In every item below, change "Служебный распорядок" to "Служебный регламент" and leave all other text as it is. Omit the pictures from your answer.

%%

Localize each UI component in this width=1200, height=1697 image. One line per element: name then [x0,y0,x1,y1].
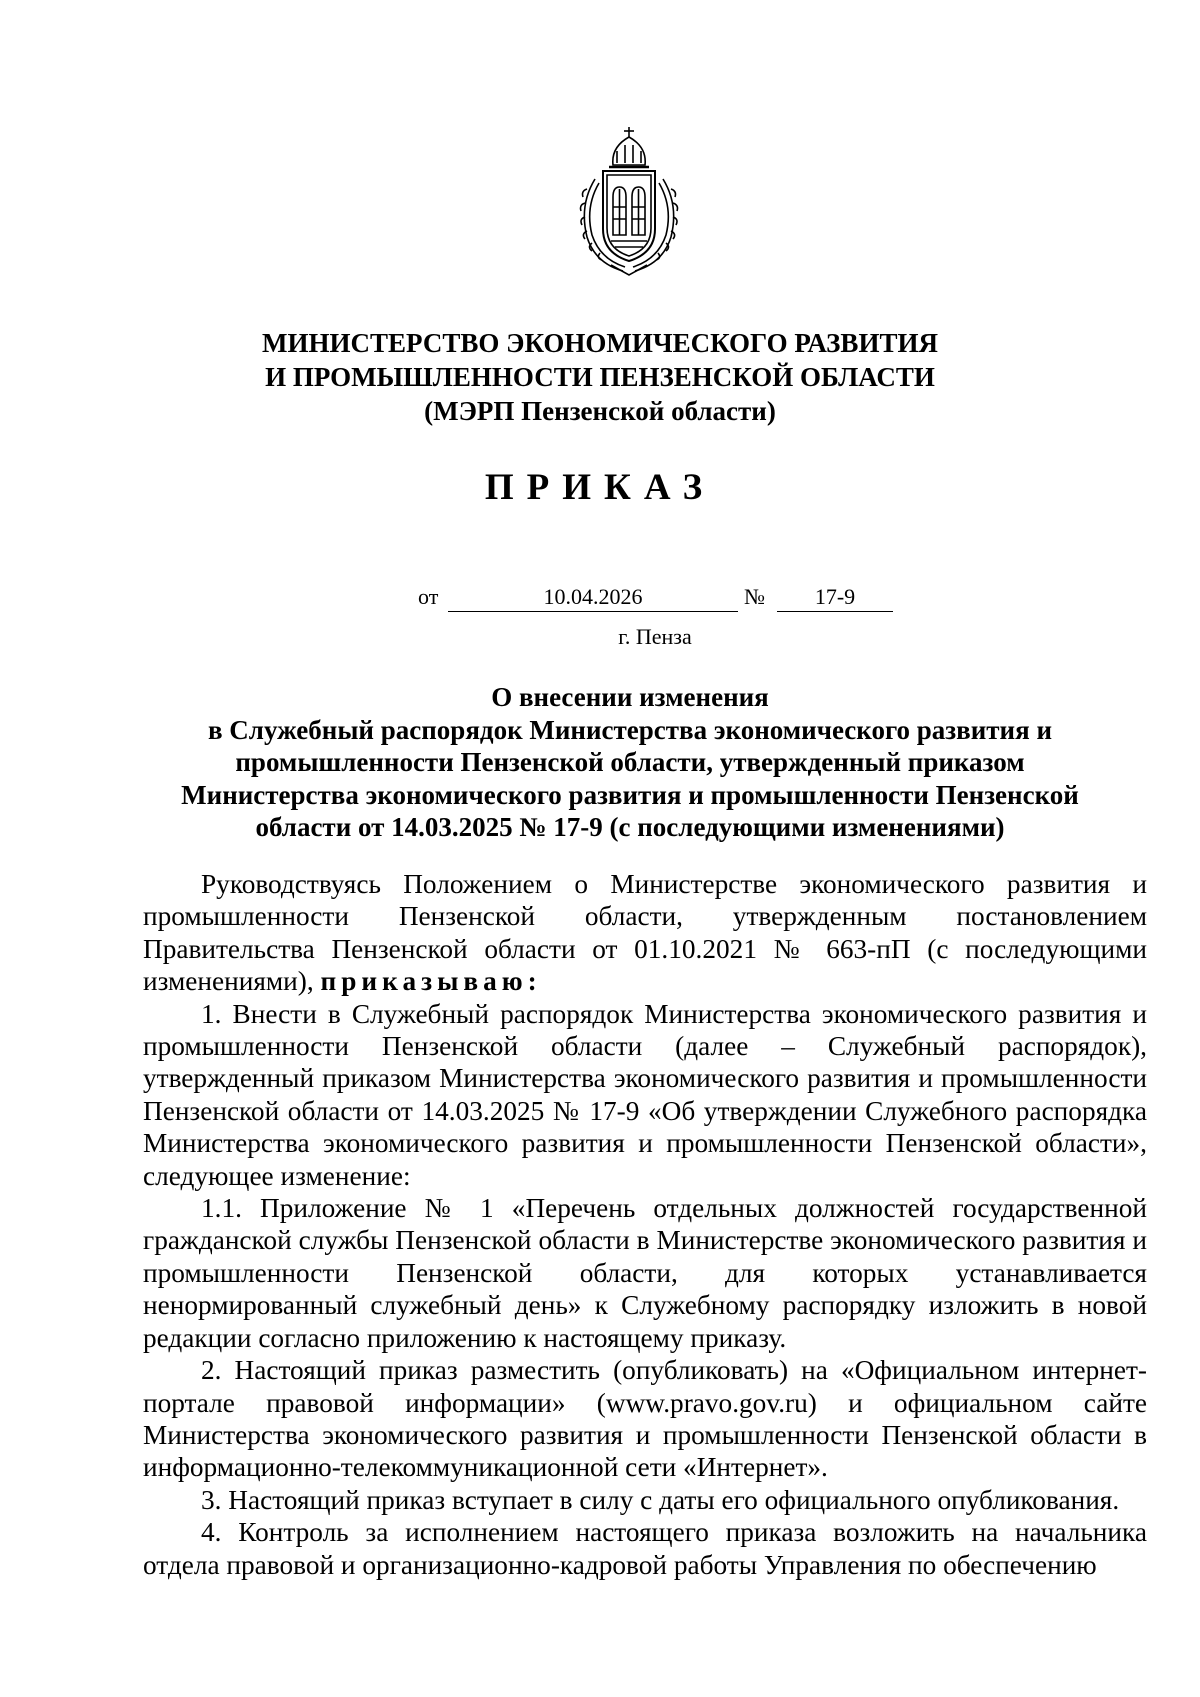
number-sign: № [744,584,765,609]
subject-line-3: промышленности Пензенской области, утвержденный приказом [235,747,1025,777]
ministry-name-line-1: МИНИСТЕРСТВО ЭКОНОМИЧЕСКОГО РАЗВИТИЯ [262,328,938,358]
item-3-paragraph: 3. Настоящий приказ вступает в силу с даты его официального опубликования. [201,1484,1120,1515]
ministry-short-name: (МЭРП Пензенской области) [424,396,776,426]
item-2-paragraph: 2. Настоящий приказ разместить (опубликовать) на «Официальном интернет-портале правовой информации» (www.pravo.gov.ru) и официальном сайте Министерства экономического развития и промышленности Пензенской области в информационно-телекоммуникационной сети «Интернет». [143,1355,1147,1483]
subject-line-5: области от 14.03.2025 № 17-9 (с последующими изменениями) [255,812,1005,842]
preamble-text: Руководствуясь Положением о Министерстве экономического развития и промышленности Пензенской области, утвержденным постановлением Правительства Пензенской области от 01.10.2021 № 663-пП (с последующими изменениями), [143,869,1147,997]
document-date: 10.04.2026 [448,580,738,612]
ministry-name-line-2: И ПРОМЫШЛЕННОСТИ ПЕНЗЕНСКОЙ ОБЛАСТИ [265,362,935,392]
subject-line-2: в Служебный распорядок Министерства экономического развития и [207,714,1053,745]
document-requisites [0,580,1200,614]
preamble-paragraph [143,868,1147,998]
subject-line-4: Министерства экономического развития и промышленности Пензенской [181,779,1079,810]
document-city: г. Пенза [618,624,692,649]
ministry-name-block [150,326,1050,428]
item-4-paragraph: 4. Контроль за исполнением настоящего приказа возложить на начальника отдела правовой и организационно-кадровой работы Управления по обеспечению [143,1517,1147,1580]
document-subject [150,681,1110,844]
document-body [143,868,1147,1581]
subject-line-1: О внесении изменения [491,682,769,712]
coat-of-arms-emblem-icon [573,125,685,277]
item-1-1-paragraph: 1.1. Приложение № 1 «Перечень отдельных должностей государственной гражданской службы Пензенской области в Министерстве экономического развития и промышленности Пензенской области, для которых устанавливается ненормированный служебный день» к Служебному распорядку изложить в новой редакции согласно приложению к настоящему приказу. [143,1193,1147,1353]
order-word: приказываю: [320,966,542,997]
item-1-paragraph: 1. Внести в Служебный распорядок Министерства экономического развития и промышленности Пензенской области (далее – Служебный распорядок), утвержденный приказом Министерства экономического развития и промышленности Пензенской области от 14.03.2025 № 17-9 «Об утверждении Служебного распорядка Министерства экономического развития и промышленности Пензенской области», следующее изменение: [143,998,1147,1191]
date-prefix: от [418,584,439,609]
document-type-title: ПРИКАЗ [484,467,716,508]
document-number: 17-9 [777,580,893,612]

%%

__SOLVED EXERCISE__
Localize each UI component in this width=1200, height=1697 image. One line per element: name then [x0,y0,x1,y1].
number-sign: № [744,584,765,609]
subject-line-3: промышленности Пензенской области, утвержденный приказом [235,747,1025,777]
ministry-name-line-1: МИНИСТЕРСТВО ЭКОНОМИЧЕСКОГО РАЗВИТИЯ [262,328,938,358]
item-3-paragraph: 3. Настоящий приказ вступает в силу с даты его официального опубликования. [201,1484,1120,1515]
ministry-short-name: (МЭРП Пензенской области) [424,396,776,426]
item-2-paragraph: 2. Настоящий приказ разместить (опубликовать) на «Официальном интернет-портале правовой информации» (www.pravo.gov.ru) и официальном сайте Министерства экономического развития и промышленности Пензенской области в информационно-телекоммуникационной сети «Интернет». [143,1355,1147,1483]
subject-line-5: области от 14.03.2025 № 17-9 (с последующими изменениями) [255,812,1005,842]
preamble-text: Руководствуясь Положением о Министерстве экономического развития и промышленности Пензенской области, утвержденным постановлением Правительства Пензенской области от 01.10.2021 № 663-пП (с последующими изменениями), [143,869,1147,997]
document-date: 10.04.2026 [448,580,738,612]
ministry-name-line-2: И ПРОМЫШЛЕННОСТИ ПЕНЗЕНСКОЙ ОБЛАСТИ [265,362,935,392]
subject-line-2: в Служебный регламент Министерства экономического развития и [207,714,1053,745]
document-requisites [0,580,1200,614]
preamble-paragraph [143,868,1147,998]
subject-line-4: Министерства экономического развития и промышленности Пензенской [181,779,1079,810]
document-city: г. Пенза [618,624,692,649]
ministry-name-block [150,326,1050,428]
item-4-paragraph: 4. Контроль за исполнением настоящего приказа возложить на начальника отдела правовой и организационно-кадровой работы Управления по обеспечению [143,1517,1147,1580]
document-subject [150,681,1110,844]
document-body [143,868,1147,1581]
subject-line-1: О внесении изменения [491,682,769,712]
coat-of-arms-emblem-icon [573,125,685,277]
item-1-1-paragraph: 1.1. Приложение № 1 «Перечень отдельных должностей государственной гражданской службы Пензенской области в Министерстве экономического развития и промышленности Пензенской области, для которых устанавливается ненормированный служебный день» к Служебному распорядку изложить в новой редакции согласно приложению к настоящему приказу. [143,1193,1147,1353]
order-word: приказываю: [320,966,542,997]
item-1-paragraph: 1. Внести в Служебный регламент Министерства экономического развития и промышленности Пензенской области (далее – Служебный регламент), утвержденный приказом Министерства экономического развития и промышленности Пензенской области от 14.03.2025 № 17-9 «Об утверждении Служебного распорядка Министерства экономического развития и промышленности Пензенской области», следующее изменение: [143,998,1147,1191]
date-prefix: от [418,584,439,609]
document-type-title: ПРИКАЗ [484,467,716,508]
document-number: 17-9 [777,580,893,612]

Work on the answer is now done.